WRITTEN INSTRUCTION
Using the listing below, copy every line that mentions "تقدم".

[Saved entries]
_ _ _ _ _

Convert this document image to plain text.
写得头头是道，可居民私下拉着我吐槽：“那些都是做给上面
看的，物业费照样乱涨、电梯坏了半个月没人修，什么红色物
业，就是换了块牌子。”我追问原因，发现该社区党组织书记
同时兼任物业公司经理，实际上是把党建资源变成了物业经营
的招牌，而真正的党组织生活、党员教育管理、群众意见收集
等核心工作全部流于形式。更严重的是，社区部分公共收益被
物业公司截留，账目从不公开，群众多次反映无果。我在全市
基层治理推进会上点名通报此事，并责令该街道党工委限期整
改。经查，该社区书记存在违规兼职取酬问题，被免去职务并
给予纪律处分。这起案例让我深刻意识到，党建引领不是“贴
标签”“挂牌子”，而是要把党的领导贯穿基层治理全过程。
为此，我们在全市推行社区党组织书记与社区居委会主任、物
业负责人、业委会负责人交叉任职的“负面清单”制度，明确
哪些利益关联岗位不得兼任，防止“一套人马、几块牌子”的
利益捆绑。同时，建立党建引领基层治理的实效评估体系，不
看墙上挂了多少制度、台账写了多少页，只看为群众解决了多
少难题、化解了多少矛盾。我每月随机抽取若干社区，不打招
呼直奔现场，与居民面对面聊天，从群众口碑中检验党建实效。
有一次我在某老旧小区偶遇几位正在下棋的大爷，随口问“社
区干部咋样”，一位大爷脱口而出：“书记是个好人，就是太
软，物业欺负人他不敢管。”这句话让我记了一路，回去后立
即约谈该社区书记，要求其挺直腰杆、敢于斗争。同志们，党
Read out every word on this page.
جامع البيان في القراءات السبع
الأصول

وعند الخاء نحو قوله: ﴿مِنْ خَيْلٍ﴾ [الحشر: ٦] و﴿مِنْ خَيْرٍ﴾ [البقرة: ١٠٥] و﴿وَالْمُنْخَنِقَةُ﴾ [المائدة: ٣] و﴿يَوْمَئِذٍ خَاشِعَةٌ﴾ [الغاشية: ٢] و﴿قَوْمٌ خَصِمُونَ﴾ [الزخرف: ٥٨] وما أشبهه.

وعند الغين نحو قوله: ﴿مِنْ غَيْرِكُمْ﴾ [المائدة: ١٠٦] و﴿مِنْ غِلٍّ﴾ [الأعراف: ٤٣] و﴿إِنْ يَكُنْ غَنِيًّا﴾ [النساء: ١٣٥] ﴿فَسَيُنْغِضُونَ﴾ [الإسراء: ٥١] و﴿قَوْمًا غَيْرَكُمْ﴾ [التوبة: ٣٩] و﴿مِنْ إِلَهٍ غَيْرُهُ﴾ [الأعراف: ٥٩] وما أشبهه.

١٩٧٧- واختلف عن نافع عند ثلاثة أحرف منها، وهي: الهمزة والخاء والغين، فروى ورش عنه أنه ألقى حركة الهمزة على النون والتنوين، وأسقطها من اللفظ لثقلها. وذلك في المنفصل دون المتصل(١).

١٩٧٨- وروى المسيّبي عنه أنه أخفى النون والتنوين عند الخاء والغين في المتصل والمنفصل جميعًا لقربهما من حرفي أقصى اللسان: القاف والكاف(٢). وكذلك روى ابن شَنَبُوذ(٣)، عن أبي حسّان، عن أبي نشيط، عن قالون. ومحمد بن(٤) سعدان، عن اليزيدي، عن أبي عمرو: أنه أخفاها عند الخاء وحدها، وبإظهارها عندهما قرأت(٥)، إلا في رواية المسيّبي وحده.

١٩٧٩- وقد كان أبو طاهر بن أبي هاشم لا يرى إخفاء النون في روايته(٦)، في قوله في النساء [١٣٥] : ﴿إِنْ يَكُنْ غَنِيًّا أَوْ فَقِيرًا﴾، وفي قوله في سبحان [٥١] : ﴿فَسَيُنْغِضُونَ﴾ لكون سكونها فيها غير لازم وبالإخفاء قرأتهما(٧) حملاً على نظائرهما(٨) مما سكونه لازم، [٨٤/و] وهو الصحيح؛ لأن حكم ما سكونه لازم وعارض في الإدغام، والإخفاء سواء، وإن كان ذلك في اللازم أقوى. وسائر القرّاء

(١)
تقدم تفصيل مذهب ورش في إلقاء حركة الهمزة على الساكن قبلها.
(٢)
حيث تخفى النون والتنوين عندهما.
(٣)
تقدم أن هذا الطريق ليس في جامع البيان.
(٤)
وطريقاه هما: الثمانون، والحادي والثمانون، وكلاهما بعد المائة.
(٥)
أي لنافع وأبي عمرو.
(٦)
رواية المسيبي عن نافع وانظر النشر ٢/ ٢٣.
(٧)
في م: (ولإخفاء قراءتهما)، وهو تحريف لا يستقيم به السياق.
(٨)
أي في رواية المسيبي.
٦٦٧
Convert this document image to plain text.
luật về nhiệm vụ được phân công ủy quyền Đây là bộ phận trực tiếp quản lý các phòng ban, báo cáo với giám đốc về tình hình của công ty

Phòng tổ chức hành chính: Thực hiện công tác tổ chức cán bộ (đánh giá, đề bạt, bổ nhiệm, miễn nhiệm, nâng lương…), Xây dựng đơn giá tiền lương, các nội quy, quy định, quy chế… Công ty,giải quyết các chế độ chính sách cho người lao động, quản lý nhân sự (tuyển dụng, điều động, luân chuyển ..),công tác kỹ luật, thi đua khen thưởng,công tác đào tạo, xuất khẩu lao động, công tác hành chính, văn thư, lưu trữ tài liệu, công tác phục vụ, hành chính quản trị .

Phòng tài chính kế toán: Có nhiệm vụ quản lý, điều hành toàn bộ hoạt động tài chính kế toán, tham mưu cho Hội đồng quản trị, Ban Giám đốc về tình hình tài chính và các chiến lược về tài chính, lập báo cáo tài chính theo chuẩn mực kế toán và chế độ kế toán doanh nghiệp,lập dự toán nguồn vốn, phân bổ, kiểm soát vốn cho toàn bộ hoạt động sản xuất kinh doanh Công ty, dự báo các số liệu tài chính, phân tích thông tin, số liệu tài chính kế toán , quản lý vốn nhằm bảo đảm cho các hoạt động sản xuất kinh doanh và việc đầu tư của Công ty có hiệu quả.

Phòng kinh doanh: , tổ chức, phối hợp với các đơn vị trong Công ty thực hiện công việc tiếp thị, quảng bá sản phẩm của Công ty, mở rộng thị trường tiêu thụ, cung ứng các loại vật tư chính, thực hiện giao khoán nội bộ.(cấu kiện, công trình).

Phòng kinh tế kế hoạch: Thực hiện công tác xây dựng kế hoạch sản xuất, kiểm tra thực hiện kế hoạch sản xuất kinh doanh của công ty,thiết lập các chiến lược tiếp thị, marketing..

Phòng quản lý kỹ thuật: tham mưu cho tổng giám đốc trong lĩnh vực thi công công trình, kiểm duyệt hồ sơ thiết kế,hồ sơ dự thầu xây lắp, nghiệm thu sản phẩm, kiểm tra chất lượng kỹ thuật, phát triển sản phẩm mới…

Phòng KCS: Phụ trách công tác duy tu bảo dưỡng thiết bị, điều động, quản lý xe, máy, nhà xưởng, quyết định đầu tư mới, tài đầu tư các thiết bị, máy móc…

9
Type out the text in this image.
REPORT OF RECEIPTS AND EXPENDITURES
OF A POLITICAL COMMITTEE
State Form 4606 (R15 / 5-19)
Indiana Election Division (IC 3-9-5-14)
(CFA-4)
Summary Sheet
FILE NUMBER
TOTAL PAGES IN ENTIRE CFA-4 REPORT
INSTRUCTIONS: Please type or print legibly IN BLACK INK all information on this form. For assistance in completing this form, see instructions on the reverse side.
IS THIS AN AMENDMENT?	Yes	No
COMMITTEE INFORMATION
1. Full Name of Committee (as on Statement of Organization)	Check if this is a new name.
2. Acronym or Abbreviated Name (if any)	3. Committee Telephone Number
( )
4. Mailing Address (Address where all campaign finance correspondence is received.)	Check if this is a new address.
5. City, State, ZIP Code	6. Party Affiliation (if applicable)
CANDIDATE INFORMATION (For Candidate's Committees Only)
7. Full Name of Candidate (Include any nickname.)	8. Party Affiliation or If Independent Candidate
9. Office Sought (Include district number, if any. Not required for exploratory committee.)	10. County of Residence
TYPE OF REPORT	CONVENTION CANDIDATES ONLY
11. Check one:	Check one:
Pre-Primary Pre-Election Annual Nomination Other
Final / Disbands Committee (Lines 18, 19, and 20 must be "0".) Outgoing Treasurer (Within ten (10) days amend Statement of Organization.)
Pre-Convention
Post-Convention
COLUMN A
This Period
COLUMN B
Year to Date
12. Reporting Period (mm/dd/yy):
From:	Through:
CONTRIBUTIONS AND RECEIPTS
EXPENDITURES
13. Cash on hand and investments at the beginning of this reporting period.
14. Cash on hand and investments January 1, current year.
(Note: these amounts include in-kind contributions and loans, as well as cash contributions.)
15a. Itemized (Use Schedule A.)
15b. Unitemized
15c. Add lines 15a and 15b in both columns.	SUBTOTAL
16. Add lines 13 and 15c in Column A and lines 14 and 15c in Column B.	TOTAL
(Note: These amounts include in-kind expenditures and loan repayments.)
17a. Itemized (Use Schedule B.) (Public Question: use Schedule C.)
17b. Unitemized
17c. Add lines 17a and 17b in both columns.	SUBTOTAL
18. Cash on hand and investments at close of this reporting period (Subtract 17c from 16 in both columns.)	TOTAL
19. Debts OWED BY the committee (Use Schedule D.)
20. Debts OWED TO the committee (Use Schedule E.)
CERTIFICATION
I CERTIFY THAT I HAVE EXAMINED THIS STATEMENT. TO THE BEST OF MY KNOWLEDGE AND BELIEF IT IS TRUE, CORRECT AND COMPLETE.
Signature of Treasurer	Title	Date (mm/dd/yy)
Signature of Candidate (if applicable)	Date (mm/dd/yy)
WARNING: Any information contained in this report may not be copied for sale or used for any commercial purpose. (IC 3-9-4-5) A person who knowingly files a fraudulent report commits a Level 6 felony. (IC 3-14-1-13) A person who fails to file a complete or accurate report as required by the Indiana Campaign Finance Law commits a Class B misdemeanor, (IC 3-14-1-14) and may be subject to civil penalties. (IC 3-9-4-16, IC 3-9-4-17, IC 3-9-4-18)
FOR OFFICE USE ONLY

_ _ _ _ _

CORRECT RESPONSE
تقدم تفصيل مذهب ورش في إلقاء حركة الهمزة على الساكن قبلها.
تقدم أن هذا الطريق ليس في جامع البيان.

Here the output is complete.